▶ **WHAT THE EXERCISE ASKS**: Set each line of the records down again exactly, please.

▶ **MATERIALS PROVIDED**:
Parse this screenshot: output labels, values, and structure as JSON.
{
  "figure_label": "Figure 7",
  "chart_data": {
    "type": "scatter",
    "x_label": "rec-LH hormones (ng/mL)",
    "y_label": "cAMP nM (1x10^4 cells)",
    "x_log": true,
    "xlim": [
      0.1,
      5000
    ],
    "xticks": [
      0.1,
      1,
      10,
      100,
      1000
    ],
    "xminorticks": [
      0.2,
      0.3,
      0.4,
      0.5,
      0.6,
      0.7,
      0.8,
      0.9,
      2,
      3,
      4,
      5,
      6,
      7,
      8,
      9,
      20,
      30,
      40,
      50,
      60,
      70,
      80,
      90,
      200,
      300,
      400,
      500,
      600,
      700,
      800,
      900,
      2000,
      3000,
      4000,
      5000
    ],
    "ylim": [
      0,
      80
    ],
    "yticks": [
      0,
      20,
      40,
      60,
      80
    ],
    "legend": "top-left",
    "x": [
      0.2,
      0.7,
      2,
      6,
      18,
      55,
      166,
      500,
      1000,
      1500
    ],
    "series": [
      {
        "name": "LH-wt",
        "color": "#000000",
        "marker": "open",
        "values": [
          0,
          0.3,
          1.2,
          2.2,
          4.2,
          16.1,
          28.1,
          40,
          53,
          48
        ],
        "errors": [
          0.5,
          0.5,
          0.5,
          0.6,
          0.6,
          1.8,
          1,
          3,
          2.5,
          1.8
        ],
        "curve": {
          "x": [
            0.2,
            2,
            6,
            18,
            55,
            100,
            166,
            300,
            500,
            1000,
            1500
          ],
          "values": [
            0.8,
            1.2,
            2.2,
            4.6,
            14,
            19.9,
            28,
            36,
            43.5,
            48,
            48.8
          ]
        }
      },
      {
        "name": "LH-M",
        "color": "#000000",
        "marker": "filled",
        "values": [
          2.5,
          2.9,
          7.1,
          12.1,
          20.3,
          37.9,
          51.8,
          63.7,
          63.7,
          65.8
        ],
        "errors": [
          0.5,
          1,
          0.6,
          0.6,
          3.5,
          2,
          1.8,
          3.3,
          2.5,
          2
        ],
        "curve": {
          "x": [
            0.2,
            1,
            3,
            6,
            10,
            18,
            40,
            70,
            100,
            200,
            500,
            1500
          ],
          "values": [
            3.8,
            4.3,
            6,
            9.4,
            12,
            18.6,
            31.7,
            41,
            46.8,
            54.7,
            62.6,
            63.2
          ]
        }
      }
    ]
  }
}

▶ **ANSWER TO THIS EXERCISE**:
Parse this screenshot: output labels, values, and structure as JSON.
{
  "figure_label": "Figure 7",
  "chart_data": {
    "type": "scatter",
    "x_label": "rec-LH hormones (ng/mL)",
    "y_label": "cAMP nM (1x10^4 cells)",
    "x_log": true,
    "xlim": [
      0.1,
      5000
    ],
    "xticks": [
      0.1,
      1,
      10,
      100,
      1000
    ],
    "xminorticks": [
      0.2,
      0.3,
      0.4,
      0.5,
      0.6,
      0.7,
      0.8,
      0.9,
      2,
      3,
      4,
      5,
      6,
      7,
      8,
      9,
      20,
      30,
      40,
      50,
      60,
      70,
      80,
      90,
      200,
      300,
      400,
      500,
      600,
      700,
      800,
      900,
      2000,
      3000,
      4000,
      5000
    ],
    "ylim": [
      0,
      80
    ],
    "yticks": [
      0,
      20,
      40,
      60,
      80
    ],
    "legend": "top-left",
    "x": [
      0.2,
      0.7,
      2,
      6,
      18,
      55,
      166,
      500,
      1000,
      1500
    ],
    "series": [
      {
        "name": "LH-wt",
        "color": "#000000",
        "marker": "open",
        "values": [
          0,
          0.3,
          1.2,
          2.2,
          4.2,
          16.1,
          28.1,
          40,
          53,
          48
        ],
        "errors": [
          0.5,
          0.5,
          0.5,
          0.6,
          0.6,
          1.8,
          1,
          3,
          2.5,
          1.8
        ],
        "curve": {
          "x": [
            0.2,
            2,
            6,
            18,
            55,
            100,
            166,
            300,
            500,
            1000,
            1500
          ],
          "values": [
            0.8,
            1.2,
            2.2,
            4.6,
            14,
            19.9,
            28,
            36,
            43.5,
            48,
            48.8
          ]
        }
      },
      {
        "name": "LH-M",
        "color": "#000000",
        "marker": "filled",
        "values": [
          2.5,
          2.9,
          7.1,
          12.1,
          20.3,
          37.9,
          51.8,
          63.7,
          63.7,
          65.8
        ],
        "errors": [
          0.5,
          1,
          0.6,
          0.6,
          3.5,
          2,
          1.8,
          3.3,
          2.5,
          2
        ],
        "curve": {
          "x": [
            0.2,
            1,
            3,
            6,
            10,
            18,
            40,
            70,
            100,
            200,
            500,
            1500
          ],
          "values": [
            3.8,
            4.3,
            6,
            9.4,
            12,
            18.6,
            31.7,
            41,
            46.8,
            54.7,
            62.6,
            63.2
          ]
        }
      }
    ]
  }
}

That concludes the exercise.